1.          A microscope used for viewing things through which light cannot pass is a(n) ____________________________ microscope 

2.          The recorded measurements taken during an experiment are____________________ 

3.          A liter is used to measure ____________________ 

4.          The SI Unit of length is the _________________ 

5.          The prefix “kilo” means ______________ 

6.          Biologists study _________________ and _________________ things 

7.          A statement that can be tested is called the ____________________ 

8.          Changes that occur during an experiment are compared with a ______________________ 

9.          A hypothesis that has been tested again & again, with similar results each time is   a(n)____________________________ 

10.     Testing a hypothesis is called ______________________ 

11.     At the end of an experiment, a scientist forms a(n) _____________________ 

Examine the picture of the microscope (Get from me). Choose the letter that best fits the term or description. 

12.     light source ____

13.     course adjustment____

14.     brings objects into fine focus____

15.     supports the slide ____

16.     controls the light entering microscope____


17.     The magnification of the eyepiece is _______X.

18.     The magnification of the low power objective is ______X. High power objective = ______X 

19.     The total magnification of a microscope on high power (40X) is _________X. 

Choose the word that best matches each phrase below. 

a. Kelvin             b. mass             c. kilogram             d. variable             e. weight 

20.     How much matter is in something ____

21.     SI unit of mass ____

22.     That which changes in an experiment ____

23.     A measure of the force of gravity on an object____

24.     SI scale for measuring temperature____


25.     This type of scientist uses a microscope to study hair, fibers, skin & blood

a. crime lab technician             b. beekeeper                   c. mushroom grower              d. optometrist

 Chapter 2

26.     All living things are made of _____________ 

27.     A biologist would expect any newly discovered organism to be made of cells because of the ___________ theory 

28.     Osmosis is the movement of ____________ into and out of cells 

29.     Anything that has mass & occupies space is called _________________ 

30.     Most of the cell’s chemical reactions take place in the ____________________ 

31.     A group of similar cells carrying out a job is a(n) ___________________ 

32.     The part of a plant cell that gives it support and shape is the ___________________ 

33.     The cell part that controls most of the cell’s activities is the ____________________ 

34.     Over 97% of the matter in living things is made up of _____ elements 

35.     Living things get energy from food in the process of _________________  __________________ 

 Match the example with one of the features of living things.

-- TASKS TO COMPLETE --
1: List the five lettered word choices that the biology worksheet gives for matching to items 20 through 24.
2: Reproduce the biology worksheet from "Examine the picture" to "eyepiece is _______X.".
3: In item 34 of the biology worksheet, what share of the matter in living things is said to be made up of the elements?

-- RECORD EXCERPTS --
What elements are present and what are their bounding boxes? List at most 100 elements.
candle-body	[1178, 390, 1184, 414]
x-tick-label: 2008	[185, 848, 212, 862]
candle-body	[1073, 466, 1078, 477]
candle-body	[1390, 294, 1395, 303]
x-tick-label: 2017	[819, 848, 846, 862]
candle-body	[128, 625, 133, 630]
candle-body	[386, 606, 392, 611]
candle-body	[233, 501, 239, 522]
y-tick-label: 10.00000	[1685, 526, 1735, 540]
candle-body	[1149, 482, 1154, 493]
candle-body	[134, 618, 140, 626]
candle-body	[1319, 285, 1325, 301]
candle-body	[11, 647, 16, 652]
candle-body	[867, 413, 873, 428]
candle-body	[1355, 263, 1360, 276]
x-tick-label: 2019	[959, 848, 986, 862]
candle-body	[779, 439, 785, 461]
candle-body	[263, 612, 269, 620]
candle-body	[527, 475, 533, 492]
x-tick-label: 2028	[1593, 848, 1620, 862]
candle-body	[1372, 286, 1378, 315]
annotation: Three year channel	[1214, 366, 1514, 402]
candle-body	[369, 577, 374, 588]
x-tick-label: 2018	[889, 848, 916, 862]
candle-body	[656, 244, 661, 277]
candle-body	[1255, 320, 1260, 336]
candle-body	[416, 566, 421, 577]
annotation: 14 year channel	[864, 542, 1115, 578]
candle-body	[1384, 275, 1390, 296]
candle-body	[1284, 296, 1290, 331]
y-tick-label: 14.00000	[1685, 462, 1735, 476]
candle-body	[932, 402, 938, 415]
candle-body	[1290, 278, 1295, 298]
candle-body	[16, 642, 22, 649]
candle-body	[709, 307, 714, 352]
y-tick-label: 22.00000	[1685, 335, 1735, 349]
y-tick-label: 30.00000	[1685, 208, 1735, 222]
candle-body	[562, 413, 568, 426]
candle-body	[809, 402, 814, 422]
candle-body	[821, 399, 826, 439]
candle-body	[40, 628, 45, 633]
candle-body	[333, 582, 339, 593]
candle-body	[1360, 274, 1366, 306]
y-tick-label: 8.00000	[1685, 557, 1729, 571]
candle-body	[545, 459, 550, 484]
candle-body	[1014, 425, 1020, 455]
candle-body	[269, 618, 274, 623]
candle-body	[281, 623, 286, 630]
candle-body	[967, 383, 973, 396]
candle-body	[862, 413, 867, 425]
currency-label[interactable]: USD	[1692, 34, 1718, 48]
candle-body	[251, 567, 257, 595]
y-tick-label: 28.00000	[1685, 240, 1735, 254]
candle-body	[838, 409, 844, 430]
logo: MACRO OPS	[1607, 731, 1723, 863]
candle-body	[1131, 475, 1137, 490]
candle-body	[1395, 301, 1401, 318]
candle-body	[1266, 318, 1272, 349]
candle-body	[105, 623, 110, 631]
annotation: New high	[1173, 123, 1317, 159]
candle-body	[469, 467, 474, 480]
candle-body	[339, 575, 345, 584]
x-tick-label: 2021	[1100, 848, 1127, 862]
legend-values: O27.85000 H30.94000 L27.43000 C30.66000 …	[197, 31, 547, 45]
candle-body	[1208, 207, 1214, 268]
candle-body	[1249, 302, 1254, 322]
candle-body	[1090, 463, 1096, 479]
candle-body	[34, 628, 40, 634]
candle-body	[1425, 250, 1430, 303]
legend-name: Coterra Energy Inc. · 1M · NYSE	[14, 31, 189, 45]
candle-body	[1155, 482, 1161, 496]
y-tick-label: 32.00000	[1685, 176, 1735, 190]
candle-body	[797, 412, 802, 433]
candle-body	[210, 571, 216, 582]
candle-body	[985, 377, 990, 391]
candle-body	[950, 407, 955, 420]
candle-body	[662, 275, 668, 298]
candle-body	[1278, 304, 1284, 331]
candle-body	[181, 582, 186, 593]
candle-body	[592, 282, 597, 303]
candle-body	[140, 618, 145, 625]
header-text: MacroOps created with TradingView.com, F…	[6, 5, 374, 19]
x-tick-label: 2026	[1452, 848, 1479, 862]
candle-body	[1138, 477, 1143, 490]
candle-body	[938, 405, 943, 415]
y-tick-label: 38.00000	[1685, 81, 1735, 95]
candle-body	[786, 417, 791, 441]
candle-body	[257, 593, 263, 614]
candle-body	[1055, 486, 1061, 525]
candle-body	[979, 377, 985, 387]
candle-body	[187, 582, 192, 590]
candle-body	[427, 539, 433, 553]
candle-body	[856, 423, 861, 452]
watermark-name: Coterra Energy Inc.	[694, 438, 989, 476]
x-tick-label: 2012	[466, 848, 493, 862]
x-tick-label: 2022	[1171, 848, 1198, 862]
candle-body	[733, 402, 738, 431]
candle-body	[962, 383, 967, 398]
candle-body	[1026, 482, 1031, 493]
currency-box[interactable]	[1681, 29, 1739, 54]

-- YOUR RESPONSES --
1: Kelvin, mass, kilogram, variable, weight

2:
Examine the picture of the microscope (Get from me). Choose the letter that best fits the term or description. 

12.     light source ____

13.     course adjustment____

14.     brings objects into fine focus____

15.     supports the slide ____

16.     controls the light entering microscope____


17.     The magnification of the eyepiece is _______X.

3: Over 97%